### The exercise
Retype all the entries word for word, but omit the pictures.

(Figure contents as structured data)
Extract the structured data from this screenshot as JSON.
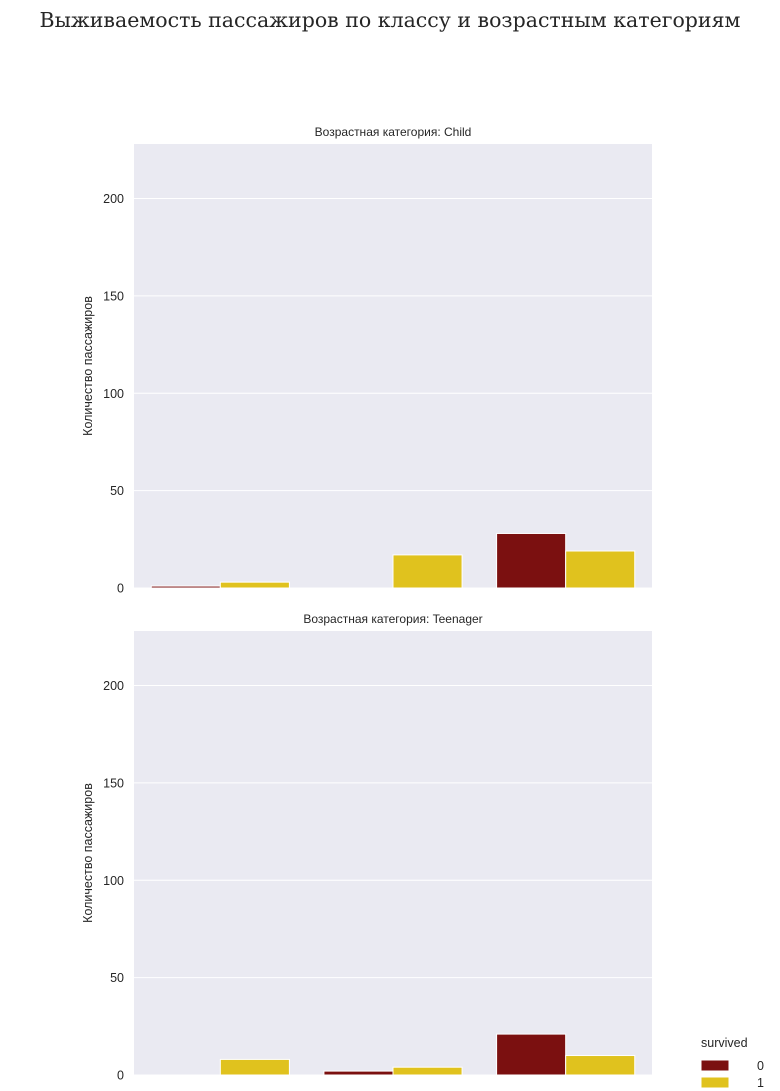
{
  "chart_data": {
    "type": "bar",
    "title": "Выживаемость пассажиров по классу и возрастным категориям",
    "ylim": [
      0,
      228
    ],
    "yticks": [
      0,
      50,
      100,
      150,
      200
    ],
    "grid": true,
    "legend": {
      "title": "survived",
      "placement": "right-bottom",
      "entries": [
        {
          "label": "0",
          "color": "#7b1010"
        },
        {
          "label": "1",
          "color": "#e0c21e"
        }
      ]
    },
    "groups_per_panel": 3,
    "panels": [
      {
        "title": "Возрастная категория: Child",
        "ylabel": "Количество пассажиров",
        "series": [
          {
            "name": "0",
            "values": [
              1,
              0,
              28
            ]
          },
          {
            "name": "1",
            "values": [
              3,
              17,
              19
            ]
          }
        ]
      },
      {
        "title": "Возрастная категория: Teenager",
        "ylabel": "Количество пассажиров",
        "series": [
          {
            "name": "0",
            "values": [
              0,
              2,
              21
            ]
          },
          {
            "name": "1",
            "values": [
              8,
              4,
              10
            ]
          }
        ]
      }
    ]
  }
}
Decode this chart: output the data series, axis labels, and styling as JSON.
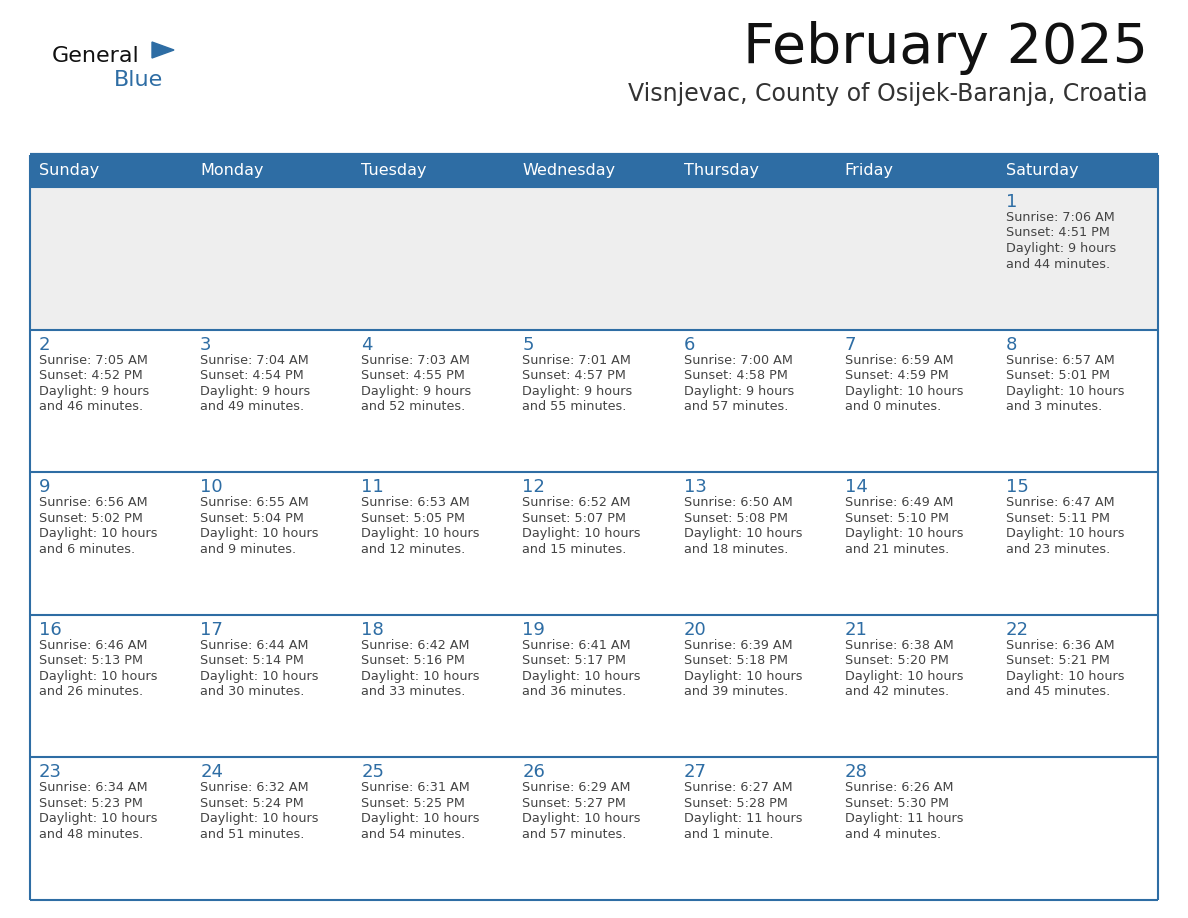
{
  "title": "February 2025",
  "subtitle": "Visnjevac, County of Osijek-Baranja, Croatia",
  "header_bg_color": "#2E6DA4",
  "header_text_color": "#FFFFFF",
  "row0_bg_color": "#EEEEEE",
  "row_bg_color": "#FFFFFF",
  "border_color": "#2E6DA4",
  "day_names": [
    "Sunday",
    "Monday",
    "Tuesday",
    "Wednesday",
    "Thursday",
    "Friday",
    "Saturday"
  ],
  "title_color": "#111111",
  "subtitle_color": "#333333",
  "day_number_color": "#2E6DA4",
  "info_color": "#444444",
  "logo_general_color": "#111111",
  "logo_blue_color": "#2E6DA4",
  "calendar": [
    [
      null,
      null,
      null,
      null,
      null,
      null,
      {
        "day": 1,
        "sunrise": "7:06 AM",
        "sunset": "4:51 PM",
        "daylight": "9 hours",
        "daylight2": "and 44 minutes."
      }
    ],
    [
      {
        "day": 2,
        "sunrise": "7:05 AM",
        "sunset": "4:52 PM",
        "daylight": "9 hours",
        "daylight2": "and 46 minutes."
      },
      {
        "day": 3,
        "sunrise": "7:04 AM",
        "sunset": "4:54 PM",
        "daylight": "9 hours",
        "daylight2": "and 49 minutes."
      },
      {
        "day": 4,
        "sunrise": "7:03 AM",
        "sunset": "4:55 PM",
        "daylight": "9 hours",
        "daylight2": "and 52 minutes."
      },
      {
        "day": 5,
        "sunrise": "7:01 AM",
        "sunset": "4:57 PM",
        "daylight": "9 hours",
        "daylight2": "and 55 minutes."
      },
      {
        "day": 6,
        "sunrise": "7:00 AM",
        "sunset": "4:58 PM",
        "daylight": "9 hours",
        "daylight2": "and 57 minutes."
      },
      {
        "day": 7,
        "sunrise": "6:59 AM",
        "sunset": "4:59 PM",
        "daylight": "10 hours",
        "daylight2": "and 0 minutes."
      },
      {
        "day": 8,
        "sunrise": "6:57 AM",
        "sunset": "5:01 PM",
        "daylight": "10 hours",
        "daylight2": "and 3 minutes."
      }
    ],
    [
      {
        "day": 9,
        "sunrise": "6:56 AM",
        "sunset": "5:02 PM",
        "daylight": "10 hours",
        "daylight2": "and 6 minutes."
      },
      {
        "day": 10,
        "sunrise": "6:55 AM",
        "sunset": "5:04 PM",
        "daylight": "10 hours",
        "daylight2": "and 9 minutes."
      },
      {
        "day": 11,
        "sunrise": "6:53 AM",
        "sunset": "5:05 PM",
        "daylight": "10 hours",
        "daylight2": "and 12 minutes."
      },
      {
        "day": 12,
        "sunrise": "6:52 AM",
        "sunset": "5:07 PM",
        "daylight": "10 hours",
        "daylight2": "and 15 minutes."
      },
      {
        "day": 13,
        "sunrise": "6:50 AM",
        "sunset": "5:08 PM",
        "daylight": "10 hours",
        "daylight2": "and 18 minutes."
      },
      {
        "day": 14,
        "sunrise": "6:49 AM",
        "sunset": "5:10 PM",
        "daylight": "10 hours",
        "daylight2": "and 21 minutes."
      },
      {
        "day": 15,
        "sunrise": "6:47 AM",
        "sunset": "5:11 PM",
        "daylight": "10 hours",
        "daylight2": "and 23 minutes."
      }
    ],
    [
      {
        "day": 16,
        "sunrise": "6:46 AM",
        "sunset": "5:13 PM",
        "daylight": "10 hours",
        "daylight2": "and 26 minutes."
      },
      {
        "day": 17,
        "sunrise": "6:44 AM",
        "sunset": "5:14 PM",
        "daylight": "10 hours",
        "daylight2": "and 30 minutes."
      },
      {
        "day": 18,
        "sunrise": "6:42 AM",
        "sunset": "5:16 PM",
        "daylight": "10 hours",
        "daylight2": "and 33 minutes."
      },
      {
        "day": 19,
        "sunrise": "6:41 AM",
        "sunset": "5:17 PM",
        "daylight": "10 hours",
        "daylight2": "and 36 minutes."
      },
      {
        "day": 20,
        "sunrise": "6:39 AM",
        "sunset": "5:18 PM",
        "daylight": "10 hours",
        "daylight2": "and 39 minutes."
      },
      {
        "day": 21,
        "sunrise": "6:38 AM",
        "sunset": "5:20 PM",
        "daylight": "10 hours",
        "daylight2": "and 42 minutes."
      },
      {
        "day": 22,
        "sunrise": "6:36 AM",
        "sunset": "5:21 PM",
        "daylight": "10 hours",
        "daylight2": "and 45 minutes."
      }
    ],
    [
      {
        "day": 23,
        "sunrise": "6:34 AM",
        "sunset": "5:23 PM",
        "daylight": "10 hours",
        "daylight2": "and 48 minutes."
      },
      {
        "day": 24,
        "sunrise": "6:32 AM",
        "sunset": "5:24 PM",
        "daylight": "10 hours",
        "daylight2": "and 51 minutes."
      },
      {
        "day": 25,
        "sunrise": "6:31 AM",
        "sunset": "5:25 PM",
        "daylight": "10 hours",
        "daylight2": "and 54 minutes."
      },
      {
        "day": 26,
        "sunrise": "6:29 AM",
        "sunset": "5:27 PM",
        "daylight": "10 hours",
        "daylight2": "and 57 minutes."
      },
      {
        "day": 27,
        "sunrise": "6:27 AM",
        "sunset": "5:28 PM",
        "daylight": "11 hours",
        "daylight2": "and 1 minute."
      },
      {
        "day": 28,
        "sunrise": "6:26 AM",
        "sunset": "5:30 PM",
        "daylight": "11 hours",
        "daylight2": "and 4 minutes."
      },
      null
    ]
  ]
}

### Answer below
Extract the structured data from this screenshot as JSON.
{
  "chart_data": {
    "type": "bar",
    "title": "Выживаемость пассажиров по классу и возрастным категориям",
    "ylim": [
      0,
      228
    ],
    "yticks": [
      0,
      50,
      100,
      150,
      200
    ],
    "grid": true,
    "legend": {
      "title": "survived",
      "placement": "right-bottom",
      "entries": [
        {
          "label": "0",
          "color": "#7b1010"
        },
        {
          "label": "1",
          "color": "#e0c21e"
        }
      ]
    },
    "groups_per_panel": 3,
    "panels": [
      {
        "title": "Возрастная категория: Child",
        "ylabel": "Количество пассажиров",
        "series": [
          {
            "name": "0",
            "values": [
              1,
              0,
              28
            ]
          },
          {
            "name": "1",
            "values": [
              3,
              17,
              19
            ]
          }
        ]
      },
      {
        "title": "Возрастная категория: Teenager",
        "ylabel": "Количество пассажиров",
        "series": [
          {
            "name": "0",
            "values": [
              0,
              2,
              21
            ]
          },
          {
            "name": "1",
            "values": [
              8,
              4,
              10
            ]
          }
        ]
      }
    ]
  }
}
Decode this chart: output the data series, axis labels, and styling as JSON.
{
  "title": "February 2025",
  "subtitle": "Visnjevac, County of Osijek-Baranja, Croatia",
  "header_bg_color": "#2E6DA4",
  "header_text_color": "#FFFFFF",
  "row0_bg_color": "#EEEEEE",
  "row_bg_color": "#FFFFFF",
  "border_color": "#2E6DA4",
  "day_names": [
    "Sunday",
    "Monday",
    "Tuesday",
    "Wednesday",
    "Thursday",
    "Friday",
    "Saturday"
  ],
  "title_color": "#111111",
  "subtitle_color": "#333333",
  "day_number_color": "#2E6DA4",
  "info_color": "#444444",
  "logo_general_color": "#111111",
  "logo_blue_color": "#2E6DA4",
  "calendar": [
    [
      null,
      null,
      null,
      null,
      null,
      null,
      {
        "day": 1,
        "sunrise": "7:06 AM",
        "sunset": "4:51 PM",
        "daylight": "9 hours",
        "daylight2": "and 44 minutes."
      }
    ],
    [
      {
        "day": 2,
        "sunrise": "7:05 AM",
        "sunset": "4:52 PM",
        "daylight": "9 hours",
        "daylight2": "and 46 minutes."
      },
      {
        "day": 3,
        "sunrise": "7:04 AM",
        "sunset": "4:54 PM",
        "daylight": "9 hours",
        "daylight2": "and 49 minutes."
      },
      {
        "day": 4,
        "sunrise": "7:03 AM",
        "sunset": "4:55 PM",
        "daylight": "9 hours",
        "daylight2": "and 52 minutes."
      },
      {
        "day": 5,
        "sunrise": "7:01 AM",
        "sunset": "4:57 PM",
        "daylight": "9 hours",
        "daylight2": "and 55 minutes."
      },
      {
        "day": 6,
        "sunrise": "7:00 AM",
        "sunset": "4:58 PM",
        "daylight": "9 hours",
        "daylight2": "and 57 minutes."
      },
      {
        "day": 7,
        "sunrise": "6:59 AM",
        "sunset": "4:59 PM",
        "daylight": "10 hours",
        "daylight2": "and 0 minutes."
      },
      {
        "day": 8,
        "sunrise": "6:57 AM",
        "sunset": "5:01 PM",
        "daylight": "10 hours",
        "daylight2": "and 3 minutes."
      }
    ],
    [
      {
        "day": 9,
        "sunrise": "6:56 AM",
        "sunset": "5:02 PM",
        "daylight": "10 hours",
        "daylight2": "and 6 minutes."
      },
      {
        "day": 10,
        "sunrise": "6:55 AM",
        "sunset": "5:04 PM",
        "daylight": "10 hours",
        "daylight2": "and 9 minutes."
      },
      {
        "day": 11,
        "sunrise": "6:53 AM",
        "sunset": "5:05 PM",
        "daylight": "10 hours",
        "daylight2": "and 12 minutes."
      },
      {
        "day": 12,
        "sunrise": "6:52 AM",
        "sunset": "5:07 PM",
        "daylight": "10 hours",
        "daylight2": "and 15 minutes."
      },
      {
        "day": 13,
        "sunrise": "6:50 AM",
        "sunset": "5:08 PM",
        "daylight": "10 hours",
        "daylight2": "and 18 minutes."
      },
      {
        "day": 14,
        "sunrise": "6:49 AM",
        "sunset": "5:10 PM",
        "daylight": "10 hours",
        "daylight2": "and 21 minutes."
      },
      {
        "day": 15,
        "sunrise": "6:47 AM",
        "sunset": "5:11 PM",
        "daylight": "10 hours",
        "daylight2": "and 23 minutes."
      }
    ],
    [
      {
        "day": 16,
        "sunrise": "6:46 AM",
        "sunset": "5:13 PM",
        "daylight": "10 hours",
        "daylight2": "and 26 minutes."
      },
      {
        "day": 17,
        "sunrise": "6:44 AM",
        "sunset": "5:14 PM",
        "daylight": "10 hours",
        "daylight2": "and 30 minutes."
      },
      {
        "day": 18,
        "sunrise": "6:42 AM",
        "sunset": "5:16 PM",
        "daylight": "10 hours",
        "daylight2": "and 33 minutes."
      },
      {
        "day": 19,
        "sunrise": "6:41 AM",
        "sunset": "5:17 PM",
        "daylight": "10 hours",
        "daylight2": "and 36 minutes."
      },
      {
        "day": 20,
        "sunrise": "6:39 AM",
        "sunset": "5:18 PM",
        "daylight": "10 hours",
        "daylight2": "and 39 minutes."
      },
      {
        "day": 21,
        "sunrise": "6:38 AM",
        "sunset": "5:20 PM",
        "daylight": "10 hours",
        "daylight2": "and 42 minutes."
      },
      {
        "day": 22,
        "sunrise": "6:36 AM",
        "sunset": "5:21 PM",
        "daylight": "10 hours",
        "daylight2": "and 45 minutes."
      }
    ],
    [
      {
        "day": 23,
        "sunrise": "6:34 AM",
        "sunset": "5:23 PM",
        "daylight": "10 hours",
        "daylight2": "and 48 minutes."
      },
      {
        "day": 24,
        "sunrise": "6:32 AM",
        "sunset": "5:24 PM",
        "daylight": "10 hours",
        "daylight2": "and 51 minutes."
      },
      {
        "day": 25,
        "sunrise": "6:31 AM",
        "sunset": "5:25 PM",
        "daylight": "10 hours",
        "daylight2": "and 54 minutes."
      },
      {
        "day": 26,
        "sunrise": "6:29 AM",
        "sunset": "5:27 PM",
        "daylight": "10 hours",
        "daylight2": "and 57 minutes."
      },
      {
        "day": 27,
        "sunrise": "6:27 AM",
        "sunset": "5:28 PM",
        "daylight": "11 hours",
        "daylight2": "and 1 minute."
      },
      {
        "day": 28,
        "sunrise": "6:26 AM",
        "sunset": "5:30 PM",
        "daylight": "11 hours",
        "daylight2": "and 4 minutes."
      },
      null
    ]
  ]
}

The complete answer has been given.